[Aim of the exercise] Each entry must be given again exactly; images do not belong in the copy.

[Available records]
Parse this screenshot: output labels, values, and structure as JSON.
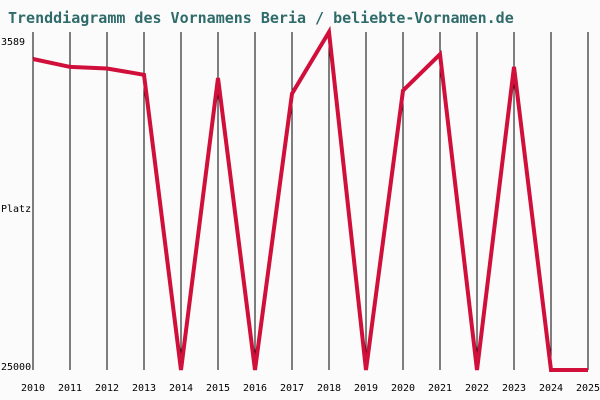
{
  "chart_data": {
    "type": "line",
    "title": "Trenddiagramm des Vornamens Beria / beliebte-Vornamen.de",
    "ylabel": "Platz",
    "y_top_label": "3589",
    "y_bottom_label": "25000",
    "ylim": [
      25000,
      3589
    ],
    "x": [
      "2010",
      "2011",
      "2012",
      "2013",
      "2014",
      "2015",
      "2016",
      "2017",
      "2018",
      "2019",
      "2020",
      "2021",
      "2022",
      "2023",
      "2024",
      "2025"
    ],
    "series": [
      {
        "values": [
          5300,
          5800,
          5900,
          6300,
          25000,
          6500,
          25000,
          7500,
          3589,
          25000,
          7300,
          5000,
          25000,
          5800,
          25000,
          25000
        ]
      }
    ],
    "grid": true,
    "colors": {
      "line": "#d0103a",
      "grid": "#000000",
      "title": "#2f6b6b",
      "background": "#fbfbfb"
    }
  }
}
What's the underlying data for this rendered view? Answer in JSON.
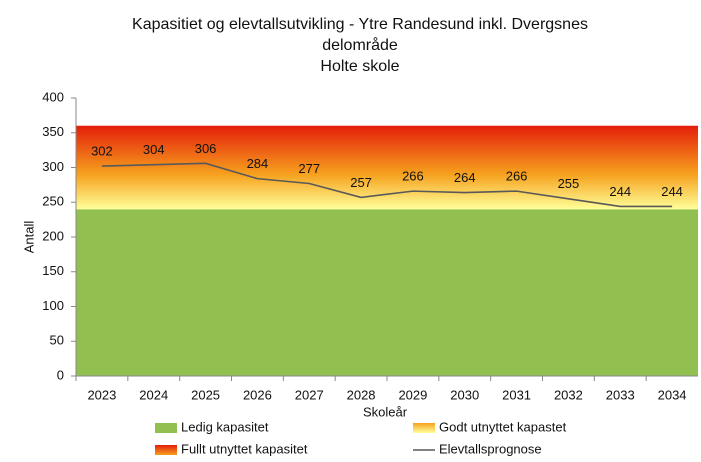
{
  "chart_data": {
    "type": "stacked-area-line",
    "title": "Kapasitiet og elevtallsutvikling - Ytre Randesund inkl. Dvergsnes delområde",
    "subtitle": "Holte skole",
    "x_label": "Skoleår",
    "y_label": "Antall",
    "categories": [
      "2023",
      "2024",
      "2025",
      "2026",
      "2027",
      "2028",
      "2029",
      "2030",
      "2031",
      "2032",
      "2033",
      "2034"
    ],
    "ylim": [
      0,
      400
    ],
    "yticks": [
      0,
      50,
      100,
      150,
      200,
      250,
      300,
      350,
      400
    ],
    "areas": [
      {
        "name": "Ledig kapasitet",
        "color": "#92c050",
        "values": [
          240,
          240,
          240,
          240,
          240,
          240,
          240,
          240,
          240,
          240,
          240,
          240
        ]
      },
      {
        "name": "Godt utnyttet kapastet",
        "color": [
          "#ffff99",
          "#f6a21e"
        ],
        "values": [
          50,
          50,
          50,
          50,
          50,
          50,
          50,
          50,
          50,
          50,
          50,
          50
        ]
      },
      {
        "name": "Fullt utnyttet kapasitet",
        "color": [
          "#f6a21e",
          "#e41e0a"
        ],
        "values": [
          70,
          70,
          70,
          70,
          70,
          70,
          70,
          70,
          70,
          70,
          70,
          70
        ]
      }
    ],
    "series": [
      {
        "name": "Elevtallsprognose",
        "color": "#595959",
        "values": [
          302,
          304,
          306,
          284,
          277,
          257,
          266,
          264,
          266,
          255,
          244,
          244
        ]
      }
    ],
    "data_labels": true,
    "legend": "bottom"
  }
}
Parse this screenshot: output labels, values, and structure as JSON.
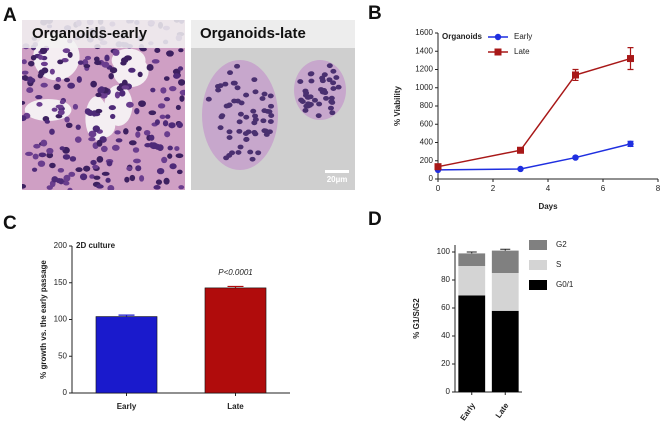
{
  "panel_labels": [
    "A",
    "B",
    "C",
    "D"
  ],
  "images": [
    {
      "label": "Organoids-early"
    },
    {
      "label": "Organoids-late",
      "scale_bar": "20µm"
    }
  ],
  "chart_data": [
    {
      "type": "line",
      "title": "Organoids",
      "x_label": "Days",
      "y_label": "% Viability",
      "x": [
        0,
        3,
        5,
        7
      ],
      "xlim": [
        0,
        8
      ],
      "xticks": [
        0,
        2,
        4,
        6,
        8
      ],
      "ylim": [
        0,
        1600
      ],
      "yticks": [
        0,
        200,
        400,
        600,
        800,
        1000,
        1200,
        1400,
        1600
      ],
      "series": [
        {
          "name": "Early",
          "color": "#1f2fe0",
          "marker": "circle",
          "values": [
            100,
            110,
            235,
            385
          ],
          "errors": [
            5,
            8,
            12,
            28
          ]
        },
        {
          "name": "Late",
          "color": "#a81818",
          "marker": "square",
          "values": [
            135,
            315,
            1140,
            1320
          ],
          "errors": [
            8,
            15,
            60,
            120
          ]
        }
      ]
    },
    {
      "type": "bar",
      "title": "2D culture",
      "annotation": "P<0.0001",
      "y_label": "% growth vs. the early passage",
      "categories": [
        "Early",
        "Late"
      ],
      "values": [
        104,
        143
      ],
      "errors": [
        2,
        2
      ],
      "colors": [
        "#1a1acc",
        "#b00c0c"
      ],
      "ylim": [
        0,
        200
      ],
      "yticks": [
        0,
        50,
        100,
        150,
        200
      ]
    },
    {
      "type": "bar",
      "stacked": true,
      "y_label": "% G1/S/G2",
      "categories": [
        "Early",
        "Late"
      ],
      "ylim": [
        0,
        105
      ],
      "yticks": [
        0,
        20,
        40,
        60,
        80,
        100
      ],
      "series": [
        {
          "name": "G0/1",
          "color": "#000000",
          "values": [
            69,
            58
          ]
        },
        {
          "name": "S",
          "color": "#d4d4d4",
          "values": [
            21,
            27
          ]
        },
        {
          "name": "G2",
          "color": "#808080",
          "values": [
            9,
            16
          ],
          "errors": [
            1,
            1
          ]
        }
      ]
    }
  ]
}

[Correct output]
Parse this screenshot: output labels, values, and structure as JSON.
{
  "chart_data": {
    "type": "line",
    "title": "Trenddiagramm des Vornamens Beria / beliebte-Vornamen.de",
    "ylabel": "Platz",
    "y_top_label": "3589",
    "y_bottom_label": "25000",
    "ylim": [
      25000,
      3589
    ],
    "x": [
      "2010",
      "2011",
      "2012",
      "2013",
      "2014",
      "2015",
      "2016",
      "2017",
      "2018",
      "2019",
      "2020",
      "2021",
      "2022",
      "2023",
      "2024",
      "2025"
    ],
    "series": [
      {
        "values": [
          5300,
          5800,
          5900,
          6300,
          25000,
          6500,
          25000,
          7500,
          3589,
          25000,
          7300,
          5000,
          25000,
          5800,
          25000,
          25000
        ]
      }
    ],
    "grid": true,
    "colors": {
      "line": "#d0103a",
      "grid": "#000000",
      "title": "#2f6b6b",
      "background": "#fbfbfb"
    }
  }
}
What's the underlying data for this rendered view? Answer in JSON.
{
  "chart_data": {
    "type": "stacked-area-line",
    "title": "Kapasitiet og elevtallsutvikling - Ytre Randesund inkl. Dvergsnes delområde",
    "subtitle": "Holte skole",
    "x_label": "Skoleår",
    "y_label": "Antall",
    "categories": [
      "2023",
      "2024",
      "2025",
      "2026",
      "2027",
      "2028",
      "2029",
      "2030",
      "2031",
      "2032",
      "2033",
      "2034"
    ],
    "ylim": [
      0,
      400
    ],
    "yticks": [
      0,
      50,
      100,
      150,
      200,
      250,
      300,
      350,
      400
    ],
    "areas": [
      {
        "name": "Ledig kapasitet",
        "color": "#92c050",
        "values": [
          240,
          240,
          240,
          240,
          240,
          240,
          240,
          240,
          240,
          240,
          240,
          240
        ]
      },
      {
        "name": "Godt utnyttet kapastet",
        "color": [
          "#ffff99",
          "#f6a21e"
        ],
        "values": [
          50,
          50,
          50,
          50,
          50,
          50,
          50,
          50,
          50,
          50,
          50,
          50
        ]
      },
      {
        "name": "Fullt utnyttet kapasitet",
        "color": [
          "#f6a21e",
          "#e41e0a"
        ],
        "values": [
          70,
          70,
          70,
          70,
          70,
          70,
          70,
          70,
          70,
          70,
          70,
          70
        ]
      }
    ],
    "series": [
      {
        "name": "Elevtallsprognose",
        "color": "#595959",
        "values": [
          302,
          304,
          306,
          284,
          277,
          257,
          266,
          264,
          266,
          255,
          244,
          244
        ]
      }
    ],
    "data_labels": true,
    "legend": "bottom"
  }
}
Parse this screenshot: output labels, values, and structure as JSON.
{
  "panel_labels": [
    "A",
    "B",
    "C",
    "D"
  ],
  "images": [
    {
      "label": "Organoids-early"
    },
    {
      "label": "Organoids-late",
      "scale_bar": "20µm"
    }
  ],
  "chart_data": [
    {
      "type": "line",
      "title": "Organoids",
      "x_label": "Days",
      "y_label": "% Viability",
      "x": [
        0,
        3,
        5,
        7
      ],
      "xlim": [
        0,
        8
      ],
      "xticks": [
        0,
        2,
        4,
        6,
        8
      ],
      "ylim": [
        0,
        1600
      ],
      "yticks": [
        0,
        200,
        400,
        600,
        800,
        1000,
        1200,
        1400,
        1600
      ],
      "series": [
        {
          "name": "Early",
          "color": "#1f2fe0",
          "marker": "circle",
          "values": [
            100,
            110,
            235,
            385
          ],
          "errors": [
            5,
            8,
            12,
            28
          ]
        },
        {
          "name": "Late",
          "color": "#a81818",
          "marker": "square",
          "values": [
            135,
            315,
            1140,
            1320
          ],
          "errors": [
            8,
            15,
            60,
            120
          ]
        }
      ]
    },
    {
      "type": "bar",
      "title": "2D culture",
      "annotation": "P<0.0001",
      "y_label": "% growth vs. the early passage",
      "categories": [
        "Early",
        "Late"
      ],
      "values": [
        104,
        143
      ],
      "errors": [
        2,
        2
      ],
      "colors": [
        "#1a1acc",
        "#b00c0c"
      ],
      "ylim": [
        0,
        200
      ],
      "yticks": [
        0,
        50,
        100,
        150,
        200
      ]
    },
    {
      "type": "bar",
      "stacked": true,
      "y_label": "% G1/S/G2",
      "categories": [
        "Early",
        "Late"
      ],
      "ylim": [
        0,
        105
      ],
      "yticks": [
        0,
        20,
        40,
        60,
        80,
        100
      ],
      "series": [
        {
          "name": "G0/1",
          "color": "#000000",
          "values": [
            69,
            58
          ]
        },
        {
          "name": "S",
          "color": "#d4d4d4",
          "values": [
            21,
            27
          ]
        },
        {
          "name": "G2",
          "color": "#808080",
          "values": [
            9,
            16
          ],
          "errors": [
            1,
            1
          ]
        }
      ]
    }
  ]
}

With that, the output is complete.